▶ WRITTEN TASK: Please copy every row below word for word, changing nothing.

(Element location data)

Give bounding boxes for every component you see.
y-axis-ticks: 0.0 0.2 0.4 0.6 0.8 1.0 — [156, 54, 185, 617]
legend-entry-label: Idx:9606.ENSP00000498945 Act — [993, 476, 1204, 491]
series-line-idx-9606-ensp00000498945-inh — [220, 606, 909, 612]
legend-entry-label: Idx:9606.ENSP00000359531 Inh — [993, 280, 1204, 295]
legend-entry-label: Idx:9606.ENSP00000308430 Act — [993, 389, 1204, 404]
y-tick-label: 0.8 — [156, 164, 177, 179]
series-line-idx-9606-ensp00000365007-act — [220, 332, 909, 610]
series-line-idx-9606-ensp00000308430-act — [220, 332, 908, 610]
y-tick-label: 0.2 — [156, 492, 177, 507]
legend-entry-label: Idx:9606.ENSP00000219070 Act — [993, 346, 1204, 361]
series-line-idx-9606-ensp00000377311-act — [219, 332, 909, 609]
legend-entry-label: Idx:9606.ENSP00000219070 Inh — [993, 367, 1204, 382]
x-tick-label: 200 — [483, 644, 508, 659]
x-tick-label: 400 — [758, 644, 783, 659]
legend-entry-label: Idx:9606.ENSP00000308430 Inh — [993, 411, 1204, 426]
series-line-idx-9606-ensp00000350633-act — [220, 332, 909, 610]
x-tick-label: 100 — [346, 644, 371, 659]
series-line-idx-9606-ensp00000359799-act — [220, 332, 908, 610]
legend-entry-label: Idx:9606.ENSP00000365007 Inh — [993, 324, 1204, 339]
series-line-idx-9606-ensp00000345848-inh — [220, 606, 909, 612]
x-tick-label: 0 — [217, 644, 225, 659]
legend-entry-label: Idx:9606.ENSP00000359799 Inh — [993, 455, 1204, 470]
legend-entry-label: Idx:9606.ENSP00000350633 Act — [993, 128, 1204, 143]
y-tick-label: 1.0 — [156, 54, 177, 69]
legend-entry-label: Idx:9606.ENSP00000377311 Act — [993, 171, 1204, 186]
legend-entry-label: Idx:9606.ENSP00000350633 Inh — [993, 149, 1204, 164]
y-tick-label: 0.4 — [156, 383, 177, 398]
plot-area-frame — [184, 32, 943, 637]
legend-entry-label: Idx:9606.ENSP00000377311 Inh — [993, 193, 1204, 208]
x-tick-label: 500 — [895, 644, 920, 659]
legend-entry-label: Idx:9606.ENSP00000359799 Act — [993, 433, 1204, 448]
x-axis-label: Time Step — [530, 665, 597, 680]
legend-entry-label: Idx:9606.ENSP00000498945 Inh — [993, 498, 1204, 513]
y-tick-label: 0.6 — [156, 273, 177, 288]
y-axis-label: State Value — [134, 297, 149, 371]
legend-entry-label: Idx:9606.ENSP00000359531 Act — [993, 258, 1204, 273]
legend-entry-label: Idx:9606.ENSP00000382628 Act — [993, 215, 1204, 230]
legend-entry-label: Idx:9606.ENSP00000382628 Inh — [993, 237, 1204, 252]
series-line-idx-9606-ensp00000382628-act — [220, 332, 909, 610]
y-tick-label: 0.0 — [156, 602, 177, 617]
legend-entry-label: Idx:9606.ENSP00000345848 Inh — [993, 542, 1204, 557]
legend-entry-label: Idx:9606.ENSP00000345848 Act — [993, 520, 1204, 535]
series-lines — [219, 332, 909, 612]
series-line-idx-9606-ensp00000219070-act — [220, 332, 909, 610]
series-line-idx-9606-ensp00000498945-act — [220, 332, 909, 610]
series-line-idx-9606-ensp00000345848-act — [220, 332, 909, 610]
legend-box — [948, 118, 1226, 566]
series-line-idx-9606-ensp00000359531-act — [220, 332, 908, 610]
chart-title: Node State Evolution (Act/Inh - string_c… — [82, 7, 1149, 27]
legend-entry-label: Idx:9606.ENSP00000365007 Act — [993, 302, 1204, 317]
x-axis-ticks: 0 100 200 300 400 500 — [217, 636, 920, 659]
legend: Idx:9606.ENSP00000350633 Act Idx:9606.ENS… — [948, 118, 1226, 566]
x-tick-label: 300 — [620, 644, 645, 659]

▶ SOLVED EXERCISE:
Give bounding boxes for every component you see.
y-axis-ticks: 0.0 0.2 0.4 0.6 0.8 1.0 — [156, 54, 185, 617]
legend-entry-label: Idx:9606.ENSP00000498945 Act — [993, 476, 1204, 491]
series-line-idx-9606-ensp00000498945-inh — [220, 606, 909, 612]
legend-entry-label: Idx:9606.ENSP00000359531 Inh — [993, 280, 1204, 295]
legend-entry-label: Idx:9606.ENSP00000308430 Act — [993, 389, 1204, 404]
y-tick-label: 0.8 — [156, 164, 177, 179]
series-line-idx-9606-ensp00000365007-act — [220, 332, 909, 610]
series-line-idx-9606-ensp00000308430-act — [220, 332, 908, 610]
y-tick-label: 0.2 — [156, 492, 177, 507]
legend-entry-label: Idx:9606.ENSP00000219070 Act — [993, 346, 1204, 361]
series-line-idx-9606-ensp00000377311-act — [219, 332, 909, 609]
legend-entry-label: Idx:9606.ENSP00000219070 Inh — [993, 367, 1204, 382]
x-tick-label: 200 — [483, 644, 508, 659]
x-tick-label: 400 — [758, 644, 783, 659]
legend-entry-label: Idx:9606.ENSP00000308430 Inh — [993, 411, 1204, 426]
series-line-idx-9606-ensp00000350633-act — [220, 332, 909, 610]
x-tick-label: 100 — [346, 644, 371, 659]
series-line-idx-9606-ensp00000359799-act — [220, 332, 908, 610]
legend-entry-label: Idx:9606.ENSP00000365007 Inh — [993, 324, 1204, 339]
series-line-idx-9606-ensp00000345848-inh — [220, 606, 909, 612]
x-tick-label: 0 — [217, 644, 225, 659]
legend-entry-label: Idx:9606.ENSP00000359799 Inh — [993, 455, 1204, 470]
legend-entry-label: Idx:9606.ENSP00000350633 Act — [993, 128, 1204, 143]
y-tick-label: 1.0 — [156, 54, 177, 69]
legend-entry-label: Idx:9606.ENSP00000377311 Act — [993, 171, 1204, 186]
legend-entry-label: Idx:9606.ENSP00000350633 Inh — [993, 149, 1204, 164]
y-tick-label: 0.4 — [156, 383, 177, 398]
plot-area-frame — [184, 32, 943, 637]
legend-entry-label: Idx:9606.ENSP00000377311 Inh — [993, 193, 1204, 208]
x-tick-label: 500 — [895, 644, 920, 659]
legend-entry-label: Idx:9606.ENSP00000359799 Act — [993, 433, 1204, 448]
x-axis-label: Time Step — [530, 665, 597, 680]
legend-entry-label: Idx:9606.ENSP00000498945 Inh — [993, 498, 1204, 513]
y-tick-label: 0.6 — [156, 273, 177, 288]
y-axis-label: State Value — [134, 297, 149, 371]
legend-entry-label: Idx:9606.ENSP00000359531 Act — [993, 258, 1204, 273]
legend-entry-label: Idx:9606.ENSP00000382628 Act — [993, 215, 1204, 230]
legend-entry-label: Idx:9606.ENSP00000382628 Inh — [993, 237, 1204, 252]
series-line-idx-9606-ensp00000382628-act — [220, 332, 909, 610]
y-tick-label: 0.0 — [156, 602, 177, 617]
legend-entry-label: Idx:9606.ENSP00000345848 Inh — [993, 542, 1204, 557]
legend-entry-label: Idx:9606.ENSP00000345848 Act — [993, 520, 1204, 535]
series-lines — [219, 332, 909, 612]
series-line-idx-9606-ensp00000219070-act — [220, 332, 909, 610]
series-line-idx-9606-ensp00000498945-act — [220, 332, 909, 610]
series-line-idx-9606-ensp00000345848-act — [220, 332, 909, 610]
legend-box — [948, 118, 1226, 566]
series-line-idx-9606-ensp00000359531-act — [220, 332, 908, 610]
chart-title: Node State Evolution (Act/Inh - string_c… — [82, 7, 1149, 27]
legend-entry-label: Idx:9606.ENSP00000365007 Act — [993, 302, 1204, 317]
x-axis-ticks: 0 100 200 300 400 500 — [217, 636, 920, 659]
legend: Idx:9606.ENSP00000350633 Act Idx:9606.ENS… — [948, 118, 1226, 566]
x-tick-label: 300 — [620, 644, 645, 659]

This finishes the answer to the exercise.